--- Direction ---
Only the pictures are omitted; repeat all other data exactly.

[Saved entries]
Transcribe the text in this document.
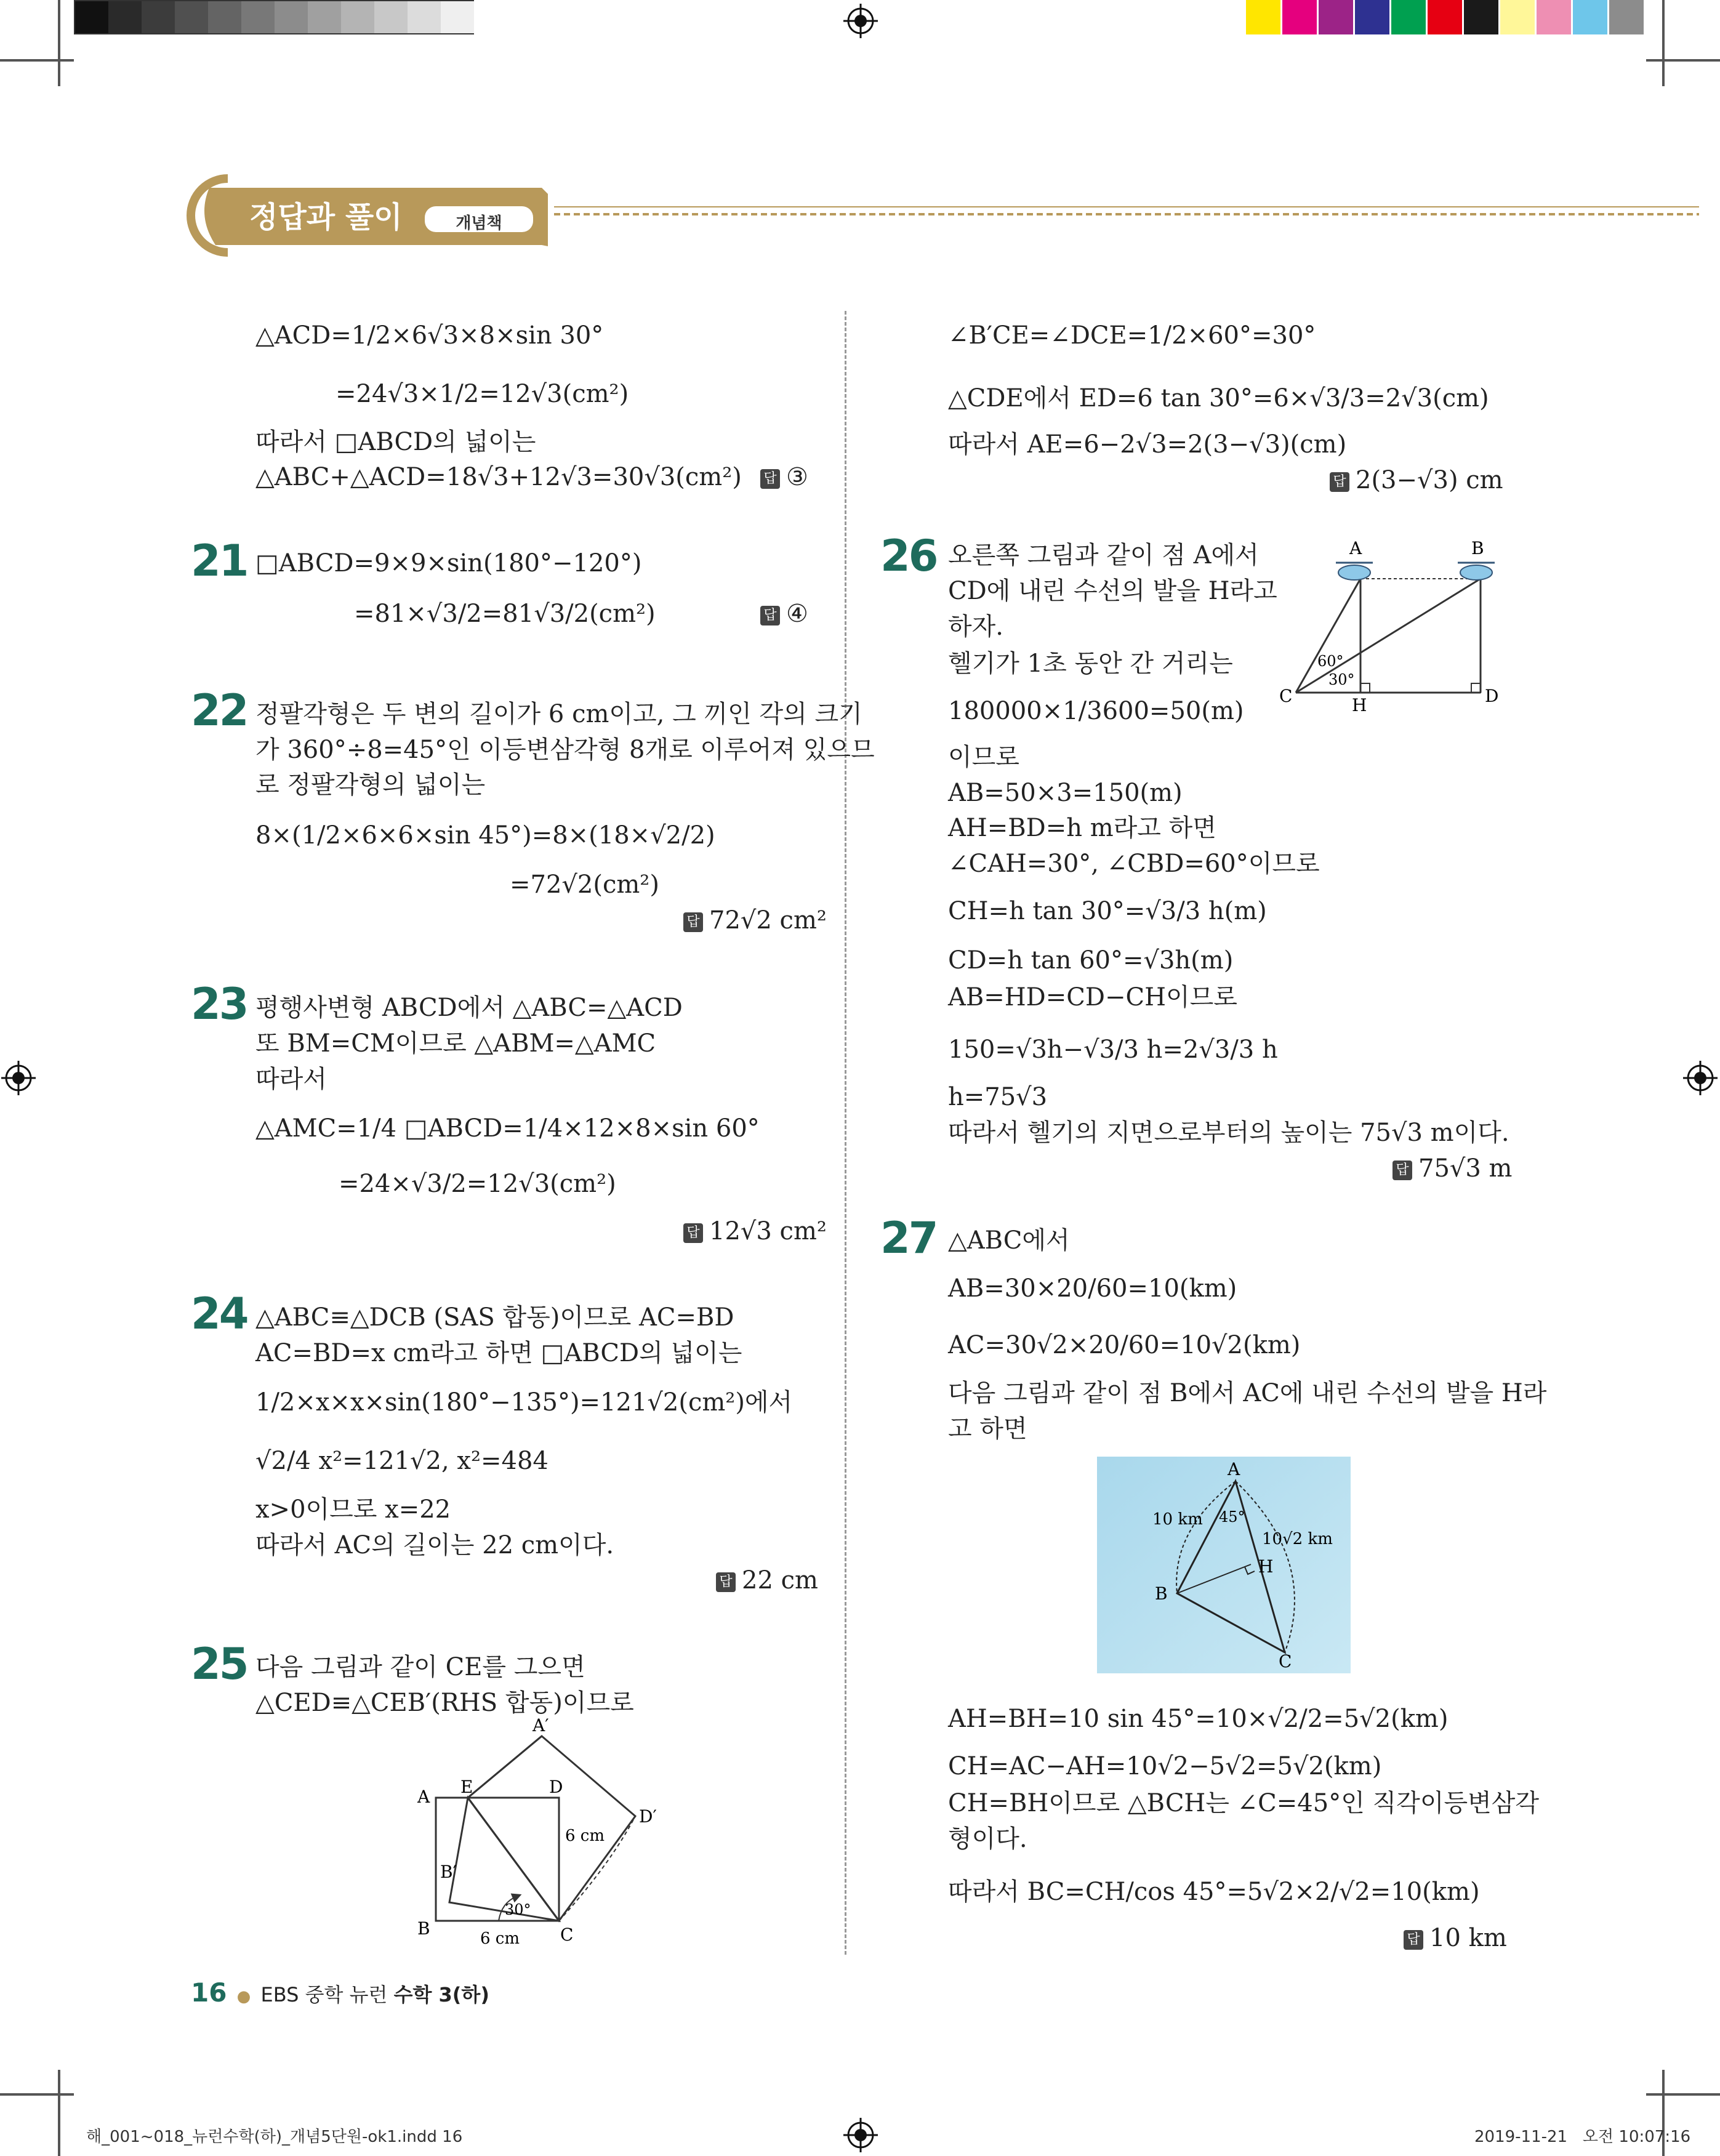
정답과 풀이	개념책
△ACD=1/2×6√3×8×sin 30°
=24√3×1/2=12√3(cm²)
따라서 □ABCD의 넓이는
△ABC+△ACD=18√3+12√3=30√3(cm²)
□ABCD=9×9×sin(180°−120°)
=81×√3/2=81√3/2(cm²)
정팔각형은 두 변의 길이가 6 cm이고, 그 끼인 각의 크기
가 360°÷8=45°인 이등변삼각형 8개로 이루어져 있으므
로 정팔각형의 넓이는
8×(1/2×6×6×sin 45°)=8×(18×√2/2)
=72√2(cm²)
평행사변형 ABCD에서 △ABC=△ACD
또 BM=CM이므로 △ABM=△AMC
따라서
△AMC=1/4 □ABCD=1/4×12×8×sin 60°
=24×√3/2=12√3(cm²)
△ABC≡△DCB (SAS 합동)이므로 AC=BD
AC=BD=x cm라고 하면 □ABCD의 넓이는
1/2×x×x×sin(180°−135°)=121√2(cm²)에서
√2/4 x²=121√2, x²=484
x>0이므로 x=22
따라서 AC의 길이는 22 cm이다.
다음 그림과 같이 CE를 그으면
△CED≡△CEB′(RHS 합동)이므로
∠B′CE=∠DCE=1/2×60°=30°
△CDE에서 ED=6 tan 30°=6×√3/3=2√3(cm)
따라서 AE=6−2√3=2(3−√3)(cm)
오른쪽 그림과 같이 점 A에서
CD에 내린 수선의 발을 H라고
하자.
헬기가 1초 동안 간 거리는
180000×1/3600=50(m)
이므로
AB=50×3=150(m)
AH=BD=h m라고 하면
∠CAH=30°, ∠CBD=60°이므로
CH=h tan 30°=√3/3 h(m)
CD=h tan 60°=√3h(m)
AB=HD=CD−CH이므로
150=√3h−√3/3 h=2√3/3 h
h=75√3
따라서 헬기의 지면으로부터의 높이는 75√3 m이다.
△ABC에서
AB=30×20/60=10(km)
AC=30√2×20/60=10√2(km)
다음 그림과 같이 점 B에서 AC에 내린 수선의 발을 H라
고 하면
AH=BH=10 sin 45°=10×√2/2=5√2(km)
CH=AC−AH=10√2−5√2=5√2(km)
CH=BH이므로 △BCH는 ∠C=45°인 직각이등변삼각
형이다.
따라서 BC=CH/cos 45°=5√2×2/√2=10(km)
21
22
23
24
25
26
27
답 ③
답 ④
답 72√2 cm²
답 12√3 cm²
답 22 cm
답 2(3−√3) cm
답 75√3 m
답 10 km
A′
A E	D
D′
B′
6 cm
30°
B	6 cm C
A	B
60°
30°
C	H	D
A
10 km 45°
10√2 km
H
B
C
16 ● EBS 중학 뉴런 수학 3(하)
해_001~018_뉴런수학(하)_개념5단원-ok1.indd 16	2019-11-21 오전 10:07:16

--- Final result ---
Transcribe the text in this document.
정답과 풀이	개념책
△ACD=1/2×6√3×8×sin 30°
=24√3×1/2=12√3(cm²)
따라서 □ABCD의 넓이는
△ABC+△ACD=18√3+12√3=30√3(cm²)
□ABCD=9×9×sin(180°−120°)
=81×√3/2=81√3/2(cm²)
정팔각형은 두 변의 길이가 6 cm이고, 그 끼인 각의 크기
가 360°÷8=45°인 이등변삼각형 8개로 이루어져 있으므
로 정팔각형의 넓이는
8×(1/2×6×6×sin 45°)=8×(18×√2/2)
=72√2(cm²)
평행사변형 ABCD에서 △ABC=△ACD
또 BM=CM이므로 △ABM=△AMC
따라서
△AMC=1/4 □ABCD=1/4×12×8×sin 60°
=24×√3/2=12√3(cm²)
△ABC≡△DCB (SAS 합동)이므로 AC=BD
AC=BD=x cm라고 하면 □ABCD의 넓이는
1/2×x×x×sin(180°−135°)=121√2(cm²)에서
√2/4 x²=121√2, x²=484
x>0이므로 x=22
따라서 AC의 길이는 22 cm이다.
다음 그림과 같이 CE를 그으면
△CED≡△CEB′(RHS 합동)이므로
∠B′CE=∠DCE=1/2×60°=30°
△CDE에서 ED=6 tan 30°=6×√3/3=2√3(cm)
따라서 AE=6−2√3=2(3−√3)(cm)
오른쪽 그림과 같이 점 A에서
CD에 내린 수선의 발을 H라고
하자.
헬기가 1초 동안 간 거리는
180000×1/3600=50(m)
이므로
AB=50×3=150(m)
AH=BD=h m라고 하면
∠CAH=30°, ∠CBD=60°이므로
CH=h tan 30°=√3/3 h(m)
CD=h tan 60°=√3h(m)
AB=HD=CD−CH이므로
150=√3h−√3/3 h=2√3/3 h
h=75√3
따라서 헬기의 지면으로부터의 높이는 75√3 m이다.
△ABC에서
AB=30×20/60=10(km)
AC=30√2×20/60=10√2(km)
다음 그림과 같이 점 B에서 AC에 내린 수선의 발을 H라
고 하면
AH=BH=10 sin 45°=10×√2/2=5√2(km)
CH=AC−AH=10√2−5√2=5√2(km)
CH=BH이므로 △BCH는 ∠C=45°인 직각이등변삼각
형이다.
따라서 BC=CH/cos 45°=5√2×2/√2=10(km)
21
22
23
24
25
26
27
답 ③
답 ④
답 72√2 cm²
답 12√3 cm²
답 22 cm
답 2(3−√3) cm
답 75√3 m
답 10 km
A′
A E	D
D′
B′
6 cm
30°
B	6 cm C
A	B
60°
30°
C	H	D
A
10 km 45°
10√2 km
H
B
C
16 ● EBS 중학 뉴런 수학 3(하)
해_001~018_뉴런수학(하)_개념5단원-ok1.indd 16	2019-11-21 오전 10:07:16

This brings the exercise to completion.